Start of Data supplied
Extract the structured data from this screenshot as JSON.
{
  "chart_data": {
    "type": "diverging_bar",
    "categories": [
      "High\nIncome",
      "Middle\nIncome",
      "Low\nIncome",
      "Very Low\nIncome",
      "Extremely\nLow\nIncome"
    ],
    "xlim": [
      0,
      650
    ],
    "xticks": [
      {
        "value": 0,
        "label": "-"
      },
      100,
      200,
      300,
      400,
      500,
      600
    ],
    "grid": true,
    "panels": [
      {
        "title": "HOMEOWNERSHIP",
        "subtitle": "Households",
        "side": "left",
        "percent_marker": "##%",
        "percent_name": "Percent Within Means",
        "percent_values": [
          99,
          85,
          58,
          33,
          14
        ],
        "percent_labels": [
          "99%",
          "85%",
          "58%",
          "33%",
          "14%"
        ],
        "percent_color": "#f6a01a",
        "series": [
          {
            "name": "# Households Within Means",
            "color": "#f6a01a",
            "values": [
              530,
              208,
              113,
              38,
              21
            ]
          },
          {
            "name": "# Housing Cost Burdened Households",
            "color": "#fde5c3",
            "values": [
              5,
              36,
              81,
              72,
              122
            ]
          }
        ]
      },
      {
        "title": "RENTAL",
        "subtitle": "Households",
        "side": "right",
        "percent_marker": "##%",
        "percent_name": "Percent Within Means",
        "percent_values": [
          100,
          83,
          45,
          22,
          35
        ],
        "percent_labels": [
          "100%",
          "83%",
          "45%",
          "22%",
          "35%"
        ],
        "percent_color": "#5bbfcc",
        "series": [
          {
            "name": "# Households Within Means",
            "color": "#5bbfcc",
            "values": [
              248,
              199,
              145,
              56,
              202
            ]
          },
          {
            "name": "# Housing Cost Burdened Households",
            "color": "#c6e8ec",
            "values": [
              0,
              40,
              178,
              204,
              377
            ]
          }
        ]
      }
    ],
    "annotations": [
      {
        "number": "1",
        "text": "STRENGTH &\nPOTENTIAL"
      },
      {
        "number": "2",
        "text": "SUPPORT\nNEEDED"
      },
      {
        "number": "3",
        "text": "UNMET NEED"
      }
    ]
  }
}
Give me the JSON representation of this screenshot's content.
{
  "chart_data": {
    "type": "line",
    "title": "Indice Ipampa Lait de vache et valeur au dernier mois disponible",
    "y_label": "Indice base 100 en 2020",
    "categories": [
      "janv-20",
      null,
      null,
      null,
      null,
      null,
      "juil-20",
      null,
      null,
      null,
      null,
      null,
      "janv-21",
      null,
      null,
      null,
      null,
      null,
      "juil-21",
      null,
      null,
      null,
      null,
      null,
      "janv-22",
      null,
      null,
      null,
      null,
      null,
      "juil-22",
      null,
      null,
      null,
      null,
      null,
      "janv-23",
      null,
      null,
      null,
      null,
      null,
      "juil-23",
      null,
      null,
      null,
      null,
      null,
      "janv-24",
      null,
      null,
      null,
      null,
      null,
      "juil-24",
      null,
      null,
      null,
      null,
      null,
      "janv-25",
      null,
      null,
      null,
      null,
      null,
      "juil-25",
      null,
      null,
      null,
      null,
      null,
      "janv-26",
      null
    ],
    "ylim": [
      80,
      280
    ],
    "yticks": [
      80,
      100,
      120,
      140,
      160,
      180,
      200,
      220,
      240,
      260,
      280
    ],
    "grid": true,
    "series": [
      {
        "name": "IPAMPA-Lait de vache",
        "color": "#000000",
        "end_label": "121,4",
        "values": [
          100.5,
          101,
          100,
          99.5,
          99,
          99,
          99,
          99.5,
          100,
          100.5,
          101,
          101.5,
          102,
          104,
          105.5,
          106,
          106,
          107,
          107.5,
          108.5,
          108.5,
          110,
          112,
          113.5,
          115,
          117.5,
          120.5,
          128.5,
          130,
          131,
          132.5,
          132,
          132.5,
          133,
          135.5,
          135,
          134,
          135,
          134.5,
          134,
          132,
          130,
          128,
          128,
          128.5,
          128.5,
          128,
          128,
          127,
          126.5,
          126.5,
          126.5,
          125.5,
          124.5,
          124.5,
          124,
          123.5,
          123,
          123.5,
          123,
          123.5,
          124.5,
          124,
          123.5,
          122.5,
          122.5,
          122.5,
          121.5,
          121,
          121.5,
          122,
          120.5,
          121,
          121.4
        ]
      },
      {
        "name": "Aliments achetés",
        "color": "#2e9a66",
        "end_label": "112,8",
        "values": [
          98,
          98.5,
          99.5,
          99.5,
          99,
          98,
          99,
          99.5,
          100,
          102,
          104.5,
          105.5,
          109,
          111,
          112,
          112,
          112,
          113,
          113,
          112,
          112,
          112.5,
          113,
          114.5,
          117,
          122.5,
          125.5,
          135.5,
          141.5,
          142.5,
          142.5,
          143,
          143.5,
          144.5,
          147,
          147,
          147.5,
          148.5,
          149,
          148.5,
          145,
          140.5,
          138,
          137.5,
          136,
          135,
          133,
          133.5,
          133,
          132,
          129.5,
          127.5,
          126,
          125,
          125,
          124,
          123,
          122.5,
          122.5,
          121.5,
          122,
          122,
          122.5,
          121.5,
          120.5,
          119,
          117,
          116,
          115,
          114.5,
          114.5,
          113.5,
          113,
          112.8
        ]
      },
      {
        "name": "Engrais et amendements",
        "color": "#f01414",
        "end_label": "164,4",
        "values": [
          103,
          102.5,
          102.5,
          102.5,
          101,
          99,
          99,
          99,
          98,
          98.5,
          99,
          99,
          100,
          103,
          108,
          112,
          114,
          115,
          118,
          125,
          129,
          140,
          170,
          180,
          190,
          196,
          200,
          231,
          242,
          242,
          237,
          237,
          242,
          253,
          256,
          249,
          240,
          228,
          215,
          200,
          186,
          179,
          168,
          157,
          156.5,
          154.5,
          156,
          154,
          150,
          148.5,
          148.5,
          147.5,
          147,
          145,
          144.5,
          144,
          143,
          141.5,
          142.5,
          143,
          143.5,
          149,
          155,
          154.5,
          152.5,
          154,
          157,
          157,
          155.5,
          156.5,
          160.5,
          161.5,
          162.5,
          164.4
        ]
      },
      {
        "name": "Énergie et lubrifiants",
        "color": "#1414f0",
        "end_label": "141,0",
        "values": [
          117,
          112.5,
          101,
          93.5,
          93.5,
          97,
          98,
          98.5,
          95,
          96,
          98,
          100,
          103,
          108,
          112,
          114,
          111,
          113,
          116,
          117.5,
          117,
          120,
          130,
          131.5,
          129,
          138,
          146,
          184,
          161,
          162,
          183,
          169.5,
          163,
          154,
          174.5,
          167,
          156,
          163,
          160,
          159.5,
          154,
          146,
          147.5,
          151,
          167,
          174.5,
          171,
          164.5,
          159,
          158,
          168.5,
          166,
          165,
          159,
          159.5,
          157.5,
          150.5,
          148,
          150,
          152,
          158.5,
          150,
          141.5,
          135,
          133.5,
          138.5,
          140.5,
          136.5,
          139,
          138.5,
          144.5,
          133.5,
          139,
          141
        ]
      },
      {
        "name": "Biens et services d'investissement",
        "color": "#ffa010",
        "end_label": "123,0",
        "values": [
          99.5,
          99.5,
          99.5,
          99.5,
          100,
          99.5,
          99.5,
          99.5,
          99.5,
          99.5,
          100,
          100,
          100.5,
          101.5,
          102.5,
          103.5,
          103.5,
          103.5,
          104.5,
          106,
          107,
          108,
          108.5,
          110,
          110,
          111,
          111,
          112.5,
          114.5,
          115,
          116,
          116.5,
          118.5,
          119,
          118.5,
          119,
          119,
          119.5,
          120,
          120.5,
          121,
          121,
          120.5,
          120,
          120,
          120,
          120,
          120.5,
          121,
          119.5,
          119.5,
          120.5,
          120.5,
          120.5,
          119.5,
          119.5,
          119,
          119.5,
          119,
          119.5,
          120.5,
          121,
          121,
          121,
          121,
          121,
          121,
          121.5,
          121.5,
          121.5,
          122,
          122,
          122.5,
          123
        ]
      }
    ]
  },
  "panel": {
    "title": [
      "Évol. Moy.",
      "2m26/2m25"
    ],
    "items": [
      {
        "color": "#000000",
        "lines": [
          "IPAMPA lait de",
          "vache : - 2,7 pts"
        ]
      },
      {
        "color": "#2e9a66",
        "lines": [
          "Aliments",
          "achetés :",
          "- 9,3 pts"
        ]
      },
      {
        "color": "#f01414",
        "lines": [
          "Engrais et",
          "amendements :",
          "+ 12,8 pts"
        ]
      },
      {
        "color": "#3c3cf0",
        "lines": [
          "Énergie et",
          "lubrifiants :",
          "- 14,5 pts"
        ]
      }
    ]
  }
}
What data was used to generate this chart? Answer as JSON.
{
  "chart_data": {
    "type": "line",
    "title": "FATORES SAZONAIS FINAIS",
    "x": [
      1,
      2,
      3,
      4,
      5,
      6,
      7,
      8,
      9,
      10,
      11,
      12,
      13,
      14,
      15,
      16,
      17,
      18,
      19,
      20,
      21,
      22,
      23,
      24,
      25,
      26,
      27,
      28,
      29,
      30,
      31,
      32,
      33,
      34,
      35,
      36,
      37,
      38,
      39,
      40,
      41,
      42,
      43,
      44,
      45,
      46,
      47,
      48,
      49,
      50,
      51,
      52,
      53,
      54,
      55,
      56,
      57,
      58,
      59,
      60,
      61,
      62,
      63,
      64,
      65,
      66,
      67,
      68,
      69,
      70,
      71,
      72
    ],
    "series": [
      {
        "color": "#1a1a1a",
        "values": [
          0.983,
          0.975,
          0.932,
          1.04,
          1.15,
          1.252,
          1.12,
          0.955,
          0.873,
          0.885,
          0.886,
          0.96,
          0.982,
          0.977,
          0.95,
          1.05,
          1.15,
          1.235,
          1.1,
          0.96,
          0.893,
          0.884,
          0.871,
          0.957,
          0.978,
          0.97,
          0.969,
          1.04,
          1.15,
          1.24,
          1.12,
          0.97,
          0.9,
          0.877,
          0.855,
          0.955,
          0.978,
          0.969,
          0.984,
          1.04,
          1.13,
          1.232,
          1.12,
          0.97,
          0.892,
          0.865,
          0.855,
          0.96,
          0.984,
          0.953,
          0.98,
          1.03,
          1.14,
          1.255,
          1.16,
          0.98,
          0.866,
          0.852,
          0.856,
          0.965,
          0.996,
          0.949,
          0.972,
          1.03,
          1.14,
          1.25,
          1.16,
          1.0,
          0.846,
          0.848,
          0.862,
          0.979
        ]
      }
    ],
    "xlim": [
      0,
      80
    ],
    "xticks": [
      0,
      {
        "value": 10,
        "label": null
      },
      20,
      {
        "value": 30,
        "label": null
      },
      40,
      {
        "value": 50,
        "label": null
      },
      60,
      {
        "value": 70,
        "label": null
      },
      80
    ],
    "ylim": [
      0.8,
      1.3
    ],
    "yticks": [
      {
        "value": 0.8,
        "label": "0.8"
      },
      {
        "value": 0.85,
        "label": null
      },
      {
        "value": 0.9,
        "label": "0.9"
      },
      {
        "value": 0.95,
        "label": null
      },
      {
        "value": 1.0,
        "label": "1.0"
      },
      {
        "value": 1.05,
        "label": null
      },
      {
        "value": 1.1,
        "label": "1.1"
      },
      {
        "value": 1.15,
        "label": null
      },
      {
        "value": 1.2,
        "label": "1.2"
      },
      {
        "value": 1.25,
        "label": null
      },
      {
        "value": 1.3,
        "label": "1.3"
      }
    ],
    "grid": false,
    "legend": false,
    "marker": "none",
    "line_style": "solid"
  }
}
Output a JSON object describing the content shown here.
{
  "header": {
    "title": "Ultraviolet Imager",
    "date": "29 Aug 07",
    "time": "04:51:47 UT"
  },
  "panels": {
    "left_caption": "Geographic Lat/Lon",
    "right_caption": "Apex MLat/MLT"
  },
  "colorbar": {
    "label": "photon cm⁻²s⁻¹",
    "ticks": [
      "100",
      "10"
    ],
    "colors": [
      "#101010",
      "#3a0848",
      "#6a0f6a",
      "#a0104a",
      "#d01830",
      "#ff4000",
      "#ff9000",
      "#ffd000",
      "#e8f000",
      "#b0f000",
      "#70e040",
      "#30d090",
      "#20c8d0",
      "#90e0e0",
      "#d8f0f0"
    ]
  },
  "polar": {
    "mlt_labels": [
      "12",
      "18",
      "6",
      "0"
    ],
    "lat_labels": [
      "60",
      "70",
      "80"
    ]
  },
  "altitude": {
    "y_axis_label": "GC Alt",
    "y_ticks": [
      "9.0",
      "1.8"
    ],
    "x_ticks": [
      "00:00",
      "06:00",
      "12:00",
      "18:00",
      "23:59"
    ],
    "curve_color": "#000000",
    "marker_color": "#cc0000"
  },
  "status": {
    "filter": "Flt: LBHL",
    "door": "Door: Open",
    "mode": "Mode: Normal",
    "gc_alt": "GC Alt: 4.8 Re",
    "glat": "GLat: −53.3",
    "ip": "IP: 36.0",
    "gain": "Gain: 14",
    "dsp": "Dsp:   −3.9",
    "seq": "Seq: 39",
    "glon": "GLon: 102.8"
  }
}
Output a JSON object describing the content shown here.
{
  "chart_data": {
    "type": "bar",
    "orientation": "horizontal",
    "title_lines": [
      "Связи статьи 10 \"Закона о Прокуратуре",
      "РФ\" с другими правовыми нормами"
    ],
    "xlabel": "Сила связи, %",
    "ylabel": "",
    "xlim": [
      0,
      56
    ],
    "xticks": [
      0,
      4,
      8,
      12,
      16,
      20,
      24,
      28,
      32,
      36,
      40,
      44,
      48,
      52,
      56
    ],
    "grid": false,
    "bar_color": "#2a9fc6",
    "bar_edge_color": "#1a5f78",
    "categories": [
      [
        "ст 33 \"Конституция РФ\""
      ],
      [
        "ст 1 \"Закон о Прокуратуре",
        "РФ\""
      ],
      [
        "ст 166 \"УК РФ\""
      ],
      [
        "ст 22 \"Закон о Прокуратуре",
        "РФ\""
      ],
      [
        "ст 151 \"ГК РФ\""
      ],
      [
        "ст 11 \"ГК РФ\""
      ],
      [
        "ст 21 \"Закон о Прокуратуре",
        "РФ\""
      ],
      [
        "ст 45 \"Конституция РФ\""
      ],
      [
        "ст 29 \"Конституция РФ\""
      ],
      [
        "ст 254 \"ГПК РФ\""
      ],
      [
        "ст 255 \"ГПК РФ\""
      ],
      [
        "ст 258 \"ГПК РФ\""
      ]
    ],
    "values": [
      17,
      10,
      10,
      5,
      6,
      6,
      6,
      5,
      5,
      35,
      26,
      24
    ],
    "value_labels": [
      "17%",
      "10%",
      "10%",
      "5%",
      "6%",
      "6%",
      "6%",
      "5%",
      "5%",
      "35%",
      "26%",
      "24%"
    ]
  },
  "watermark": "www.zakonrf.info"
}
End of Data supplied
Written instruction — In the records above, find the lines containing "lubrifiants" and copy them.

Reply —
        "name": "Énergie et lubrifiants",
          "lubrifiants :",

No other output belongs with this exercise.